__DIRECTION__. Report how many lines in the records hold the string "based"; give the number and nothing else.

(Part of a data file)
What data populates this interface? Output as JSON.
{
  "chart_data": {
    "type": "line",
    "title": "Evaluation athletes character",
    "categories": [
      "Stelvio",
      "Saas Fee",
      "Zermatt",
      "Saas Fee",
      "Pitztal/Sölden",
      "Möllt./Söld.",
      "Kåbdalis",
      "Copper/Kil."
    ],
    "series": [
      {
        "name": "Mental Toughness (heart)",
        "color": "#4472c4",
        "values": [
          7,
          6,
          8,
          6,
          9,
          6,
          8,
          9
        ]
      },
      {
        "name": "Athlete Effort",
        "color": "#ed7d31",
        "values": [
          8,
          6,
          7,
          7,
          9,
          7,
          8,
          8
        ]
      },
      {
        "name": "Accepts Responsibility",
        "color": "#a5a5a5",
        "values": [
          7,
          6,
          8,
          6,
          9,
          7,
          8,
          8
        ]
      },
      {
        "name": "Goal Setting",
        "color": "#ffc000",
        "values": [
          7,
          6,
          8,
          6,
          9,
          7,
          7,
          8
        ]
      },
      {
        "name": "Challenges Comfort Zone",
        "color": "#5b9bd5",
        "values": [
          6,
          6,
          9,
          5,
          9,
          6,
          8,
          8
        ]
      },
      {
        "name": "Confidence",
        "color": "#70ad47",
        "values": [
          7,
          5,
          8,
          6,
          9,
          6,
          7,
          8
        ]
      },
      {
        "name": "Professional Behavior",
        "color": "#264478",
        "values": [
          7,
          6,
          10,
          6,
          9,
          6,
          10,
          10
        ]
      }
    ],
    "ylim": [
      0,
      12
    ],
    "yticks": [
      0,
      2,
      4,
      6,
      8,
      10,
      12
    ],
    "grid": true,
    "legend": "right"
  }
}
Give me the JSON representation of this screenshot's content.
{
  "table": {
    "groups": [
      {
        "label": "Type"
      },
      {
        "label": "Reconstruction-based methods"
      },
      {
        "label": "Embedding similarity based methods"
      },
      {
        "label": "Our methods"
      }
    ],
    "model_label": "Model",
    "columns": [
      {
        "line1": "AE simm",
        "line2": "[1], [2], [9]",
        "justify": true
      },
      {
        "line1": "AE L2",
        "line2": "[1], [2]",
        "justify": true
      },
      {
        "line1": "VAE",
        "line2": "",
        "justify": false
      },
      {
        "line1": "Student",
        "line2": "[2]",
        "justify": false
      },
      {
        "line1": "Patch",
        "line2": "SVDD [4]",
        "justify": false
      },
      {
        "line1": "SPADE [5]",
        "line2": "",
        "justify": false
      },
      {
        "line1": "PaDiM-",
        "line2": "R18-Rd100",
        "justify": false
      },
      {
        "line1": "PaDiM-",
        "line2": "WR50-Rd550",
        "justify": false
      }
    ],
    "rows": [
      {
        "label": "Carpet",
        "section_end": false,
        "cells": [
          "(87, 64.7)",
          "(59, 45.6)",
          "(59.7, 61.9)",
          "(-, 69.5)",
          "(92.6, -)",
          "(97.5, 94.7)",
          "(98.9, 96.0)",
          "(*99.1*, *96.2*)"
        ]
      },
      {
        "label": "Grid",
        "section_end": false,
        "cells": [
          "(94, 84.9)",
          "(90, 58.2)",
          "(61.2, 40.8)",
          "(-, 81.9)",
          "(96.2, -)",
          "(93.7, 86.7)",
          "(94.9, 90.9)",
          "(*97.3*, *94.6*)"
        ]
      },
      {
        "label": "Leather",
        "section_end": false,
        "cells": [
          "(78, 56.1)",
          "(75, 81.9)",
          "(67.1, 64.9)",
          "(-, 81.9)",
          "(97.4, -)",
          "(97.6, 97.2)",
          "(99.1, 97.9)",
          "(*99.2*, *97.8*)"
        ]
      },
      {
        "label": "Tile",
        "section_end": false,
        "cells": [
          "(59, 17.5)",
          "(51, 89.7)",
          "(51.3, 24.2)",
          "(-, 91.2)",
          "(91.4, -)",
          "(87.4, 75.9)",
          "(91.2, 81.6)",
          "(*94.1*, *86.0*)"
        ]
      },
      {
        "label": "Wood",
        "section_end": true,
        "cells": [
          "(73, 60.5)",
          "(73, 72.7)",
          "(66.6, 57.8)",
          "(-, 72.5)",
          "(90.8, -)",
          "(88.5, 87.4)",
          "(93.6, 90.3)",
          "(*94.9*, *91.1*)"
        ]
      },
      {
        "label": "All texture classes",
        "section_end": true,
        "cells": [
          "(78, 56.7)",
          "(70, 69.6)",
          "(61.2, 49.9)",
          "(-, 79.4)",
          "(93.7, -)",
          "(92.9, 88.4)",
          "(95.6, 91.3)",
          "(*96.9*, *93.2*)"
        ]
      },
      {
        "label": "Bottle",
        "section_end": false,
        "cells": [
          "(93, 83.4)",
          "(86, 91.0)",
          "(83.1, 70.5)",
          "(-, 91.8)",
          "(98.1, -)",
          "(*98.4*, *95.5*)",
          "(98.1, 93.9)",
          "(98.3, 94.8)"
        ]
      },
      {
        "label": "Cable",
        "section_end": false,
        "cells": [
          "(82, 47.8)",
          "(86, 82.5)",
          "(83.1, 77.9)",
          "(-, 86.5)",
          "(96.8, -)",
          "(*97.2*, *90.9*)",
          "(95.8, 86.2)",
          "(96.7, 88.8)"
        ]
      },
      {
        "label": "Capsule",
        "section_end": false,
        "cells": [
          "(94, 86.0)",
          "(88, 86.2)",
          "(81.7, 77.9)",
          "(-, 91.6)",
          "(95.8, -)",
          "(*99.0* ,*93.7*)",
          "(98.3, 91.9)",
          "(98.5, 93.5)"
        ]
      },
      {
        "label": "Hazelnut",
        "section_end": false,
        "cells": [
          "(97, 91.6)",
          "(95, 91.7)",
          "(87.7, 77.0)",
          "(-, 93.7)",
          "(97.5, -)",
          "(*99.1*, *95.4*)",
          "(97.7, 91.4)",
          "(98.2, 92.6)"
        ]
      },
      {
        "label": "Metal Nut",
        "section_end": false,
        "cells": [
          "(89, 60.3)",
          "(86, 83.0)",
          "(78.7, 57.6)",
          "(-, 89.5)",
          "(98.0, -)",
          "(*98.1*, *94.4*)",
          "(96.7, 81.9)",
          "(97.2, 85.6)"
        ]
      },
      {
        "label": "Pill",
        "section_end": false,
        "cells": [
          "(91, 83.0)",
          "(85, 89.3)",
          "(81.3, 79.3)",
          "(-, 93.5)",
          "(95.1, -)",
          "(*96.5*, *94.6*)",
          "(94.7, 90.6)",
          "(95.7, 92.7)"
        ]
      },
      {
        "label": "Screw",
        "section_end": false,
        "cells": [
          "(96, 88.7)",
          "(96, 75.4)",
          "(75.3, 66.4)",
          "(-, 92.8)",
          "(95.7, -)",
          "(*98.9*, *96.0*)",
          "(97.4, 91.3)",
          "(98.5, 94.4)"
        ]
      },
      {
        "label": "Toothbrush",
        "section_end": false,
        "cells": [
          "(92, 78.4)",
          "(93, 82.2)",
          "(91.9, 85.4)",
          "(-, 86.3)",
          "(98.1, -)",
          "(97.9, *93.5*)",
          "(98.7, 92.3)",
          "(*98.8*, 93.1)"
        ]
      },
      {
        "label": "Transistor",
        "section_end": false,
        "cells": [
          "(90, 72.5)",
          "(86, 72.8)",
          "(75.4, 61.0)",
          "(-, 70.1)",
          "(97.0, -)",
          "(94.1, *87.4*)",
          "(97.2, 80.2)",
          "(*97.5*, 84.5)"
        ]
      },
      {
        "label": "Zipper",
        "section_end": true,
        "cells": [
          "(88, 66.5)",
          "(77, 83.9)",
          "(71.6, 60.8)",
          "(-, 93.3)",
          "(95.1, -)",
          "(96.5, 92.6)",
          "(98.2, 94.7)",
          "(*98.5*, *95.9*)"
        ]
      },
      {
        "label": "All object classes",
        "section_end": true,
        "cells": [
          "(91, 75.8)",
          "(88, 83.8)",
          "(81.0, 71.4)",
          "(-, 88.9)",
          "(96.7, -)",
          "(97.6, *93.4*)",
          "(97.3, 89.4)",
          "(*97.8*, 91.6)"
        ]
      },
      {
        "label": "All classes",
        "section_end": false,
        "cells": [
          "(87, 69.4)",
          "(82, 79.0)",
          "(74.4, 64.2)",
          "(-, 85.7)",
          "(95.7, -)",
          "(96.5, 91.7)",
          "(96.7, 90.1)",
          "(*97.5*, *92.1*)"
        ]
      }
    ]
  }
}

__ANSWER FOR THIS EXERCISE__. 2